- EXERCISE AIM
Everything in the listing should be restated word for word.

* Start DATA RECORDS *

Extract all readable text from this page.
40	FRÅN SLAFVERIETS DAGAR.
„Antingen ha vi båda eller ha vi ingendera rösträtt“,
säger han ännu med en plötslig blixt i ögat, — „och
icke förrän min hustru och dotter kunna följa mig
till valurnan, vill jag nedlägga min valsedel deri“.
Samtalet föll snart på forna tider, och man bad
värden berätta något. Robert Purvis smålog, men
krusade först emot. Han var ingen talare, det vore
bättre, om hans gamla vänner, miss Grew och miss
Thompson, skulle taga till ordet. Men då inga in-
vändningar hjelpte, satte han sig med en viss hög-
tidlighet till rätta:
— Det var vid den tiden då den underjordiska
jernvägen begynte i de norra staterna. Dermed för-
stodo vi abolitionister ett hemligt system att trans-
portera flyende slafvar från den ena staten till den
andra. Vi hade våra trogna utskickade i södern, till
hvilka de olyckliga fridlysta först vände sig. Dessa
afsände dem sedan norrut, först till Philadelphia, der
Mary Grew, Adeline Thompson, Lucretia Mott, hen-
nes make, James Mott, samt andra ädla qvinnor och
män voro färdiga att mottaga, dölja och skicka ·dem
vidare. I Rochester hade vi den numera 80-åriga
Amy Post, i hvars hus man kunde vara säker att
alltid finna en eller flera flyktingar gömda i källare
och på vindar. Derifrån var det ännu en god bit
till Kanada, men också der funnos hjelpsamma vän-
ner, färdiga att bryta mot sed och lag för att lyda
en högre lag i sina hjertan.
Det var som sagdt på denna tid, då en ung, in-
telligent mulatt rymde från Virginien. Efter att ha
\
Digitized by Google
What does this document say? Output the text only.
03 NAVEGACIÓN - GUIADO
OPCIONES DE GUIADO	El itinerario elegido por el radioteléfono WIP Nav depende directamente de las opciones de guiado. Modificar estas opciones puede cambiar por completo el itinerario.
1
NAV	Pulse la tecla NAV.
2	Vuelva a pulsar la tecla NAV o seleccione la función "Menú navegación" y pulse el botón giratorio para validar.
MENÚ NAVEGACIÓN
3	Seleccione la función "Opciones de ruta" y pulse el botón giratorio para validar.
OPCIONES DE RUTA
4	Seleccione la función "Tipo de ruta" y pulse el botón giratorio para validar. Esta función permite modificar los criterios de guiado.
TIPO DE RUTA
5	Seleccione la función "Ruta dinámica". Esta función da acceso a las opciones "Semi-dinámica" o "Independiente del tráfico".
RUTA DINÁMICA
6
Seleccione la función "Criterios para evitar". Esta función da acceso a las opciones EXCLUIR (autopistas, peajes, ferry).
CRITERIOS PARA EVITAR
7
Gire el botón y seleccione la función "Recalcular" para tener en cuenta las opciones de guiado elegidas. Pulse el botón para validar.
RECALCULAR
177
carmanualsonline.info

* End DATA RECORDS *

- RESULT OF THIS EXERCISE
Extract all readable text from this page.
40	FRÅN SLAFVERIETS DAGAR.
„Antingen ha vi båda eller ha vi ingendera rösträtt“,
säger han ännu med en plötslig blixt i ögat, — „och
icke förrän min hustru och dotter kunna följa mig
till valurnan, vill jag nedlägga min valsedel deri“.
Samtalet föll snart på forna tider, och man bad
värden berätta något. Robert Purvis smålog, men
krusade först emot. Han var ingen talare, det vore
bättre, om hans gamla vänner, miss Grew och miss
Thompson, skulle taga till ordet. Men då inga in-
vändningar hjelpte, satte han sig med en viss hög-
tidlighet till rätta:
— Det var vid den tiden då den underjordiska
jernvägen begynte i de norra staterna. Dermed för-
stodo vi abolitionister ett hemligt system att trans-
portera flyende slafvar från den ena staten till den
andra. Vi hade våra trogna utskickade i södern, till
hvilka de olyckliga fridlysta först vände sig. Dessa
afsände dem sedan norrut, först till Philadelphia, der
Mary Grew, Adeline Thompson, Lucretia Mott, hen-
nes make, James Mott, samt andra ädla qvinnor och
män voro färdiga att mottaga, dölja och skicka ·dem
vidare. I Rochester hade vi den numera 80-åriga
Amy Post, i hvars hus man kunde vara säker att
alltid finna en eller flera flyktingar gömda i källare
och på vindar. Derifrån var det ännu en god bit
till Kanada, men också der funnos hjelpsamma vän-
ner, färdiga att bryta mot sed och lag för att lyda
en högre lag i sina hjertan.
Det var som sagdt på denna tid, då en ung, in-
telligent mulatt rymde från Virginien. Efter att ha
\
Digitized by Google
What does this document say? Output the text only.
03 NAVEGACIÓN - GUIADO
OPCIONES DE GUIADO	El itinerario elegido por el radioteléfono WIP Nav depende directamente de las opciones de guiado. Modificar estas opciones puede cambiar por completo el itinerario.
1
NAV	Pulse la tecla NAV.
2	Vuelva a pulsar la tecla NAV o seleccione la función "Menú navegación" y pulse el botón giratorio para validar.
MENÚ NAVEGACIÓN
3	Seleccione la función "Opciones de ruta" y pulse el botón giratorio para validar.
OPCIONES DE RUTA
4	Seleccione la función "Tipo de ruta" y pulse el botón giratorio para validar. Esta función permite modificar los criterios de guiado.
TIPO DE RUTA
5	Seleccione la función "Ruta dinámica". Esta función da acceso a las opciones "Semi-dinámica" o "Independiente del tráfico".
RUTA DINÁMICA
6
Seleccione la función "Criterios para evitar". Esta función da acceso a las opciones EXCLUIR (autopistas, peajes, ferry).
CRITERIOS PARA EVITAR
7
Gire el botón y seleccione la función "Recalcular" para tener en cuenta las opciones de guiado elegidas. Pulse el botón para validar.
RECALCULAR
177
carmanualsonline.info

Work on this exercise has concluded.